- _TEXT EXTRACT_
-----

Subject: Re: [BISECTED] Linux 3.12.7 introduces page map handling regression

On Wed, Jan 22, 2014 at 01:39:32PM -0500, Rik van Riel wrote:
> On 01/22/2014 01:24 PM, Linus Torvalds wrote:
> >On Wed, Jan 22, 2014 at 10:07 AM, Rik van Riel <[email protected]> wrote:
> >>
> >>The difference between a numa pte and a protnone pte is
> >>the VMA permissions.
> >
> >If that is indeed the only difference, then we should damn well get
> >rid of that f*cking stupid _PAGE_NUMA name entirely.
> >
> >It's misleading crap. Really. Just do a quick grep for that bit, and
> >you see just *how* confused people are about it:
> >
> > #define _PAGE_NUMA _PAGE_PROTNONE
> > ...
> > if ((pte_flags(a) & (_PAGE_PROTNONE | _PAGE_NUMA)) &
> >
> >think about it. Just *THINK* about how broken that code is. The whole
> >thing is a disaster. _PAGE_NUMA must die. It's shit.
>
> The reason things are this way is that we were
> not sure whether we can indeed use _PAGE_PROTNONE
> for NUMA balancing on all architectures.
>

Power is not using _PAGE_PROTNONE to trap NUMA hinting faults because they
do not have that bit. Instead they reuse _PAGE_COHERENT with various tricks,
patches are in -next.

92c08a0d522c7e62c01a63e42597f0c2b02c4245 powerpc/mm: Use HPTE constants when updating hpte bits
c8c06f5a0dde0fed260c54d550962187f266ed0d powerpc/mm: Free up _PAGE_COHERENCE for numa fault use later
8937ba48dcf62b5cdf7abb93652914af16756f50 powerpc/mm: Only check for _PAGE_PRESENT in set_pte/pmd functions
c34a51ce49b40b9667cd7f5cc2e40475af8b4c3d powerpc/mm: Enable _PAGE_NUMA for book3s

As confusing as _PAGE_NUMA is, the intent was to express support in an
architecture-independent manner. If we had started with _PAGE_PROTNONE
then it would still be ambiguous -- are we interested in NUMA hinting
information or is this really PROTNONE protection? The power people would
then have had to add something like _PAGE_NUMA anyway when they had no
_PAGE_PROTNONE bit or define _PAGE_PROTNONE as _PAGE_COHERENT which is
just a different type of misleading.

-----

- _EXERCISE DESCRIPTION_
Return the stretch of the _PAGE_NUMA thread from "As confusing as" through "type of misleading.", copied word for word.

- _ROWS_
-----

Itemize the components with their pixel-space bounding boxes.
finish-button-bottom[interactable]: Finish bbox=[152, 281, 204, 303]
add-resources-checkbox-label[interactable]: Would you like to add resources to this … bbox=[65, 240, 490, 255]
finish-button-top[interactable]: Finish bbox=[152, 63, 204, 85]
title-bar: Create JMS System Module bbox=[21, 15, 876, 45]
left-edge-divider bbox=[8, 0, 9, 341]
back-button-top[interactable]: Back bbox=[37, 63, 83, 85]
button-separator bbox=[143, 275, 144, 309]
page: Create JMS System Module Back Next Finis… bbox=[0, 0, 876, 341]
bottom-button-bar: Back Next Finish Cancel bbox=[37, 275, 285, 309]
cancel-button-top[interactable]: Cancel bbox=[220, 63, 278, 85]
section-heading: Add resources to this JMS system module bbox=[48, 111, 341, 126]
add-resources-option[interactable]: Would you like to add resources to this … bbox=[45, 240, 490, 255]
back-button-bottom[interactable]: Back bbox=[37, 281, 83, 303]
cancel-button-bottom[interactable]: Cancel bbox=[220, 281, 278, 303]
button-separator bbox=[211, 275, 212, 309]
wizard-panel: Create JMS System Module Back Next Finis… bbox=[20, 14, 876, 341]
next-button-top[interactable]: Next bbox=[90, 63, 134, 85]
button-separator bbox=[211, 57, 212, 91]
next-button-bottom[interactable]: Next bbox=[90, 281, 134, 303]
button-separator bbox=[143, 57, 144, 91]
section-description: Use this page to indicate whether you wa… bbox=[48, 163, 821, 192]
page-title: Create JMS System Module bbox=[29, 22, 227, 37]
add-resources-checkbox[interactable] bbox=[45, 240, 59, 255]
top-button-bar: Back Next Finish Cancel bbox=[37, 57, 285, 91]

-----

- _ANSWER TO THE TASK_
As confusing as _PAGE_NUMA is, the intent was to express support in an
architecture-independent manner. If we had started with _PAGE_PROTNONE
then it would still be ambiguous -- are we interested in NUMA hinting
information or is this really PROTNONE protection? The power people would
then have had to add something like _PAGE_NUMA anyway when they had no
_PAGE_PROTNONE bit or define _PAGE_PROTNONE as _PAGE_COHERENT which is
just a different type of misleading.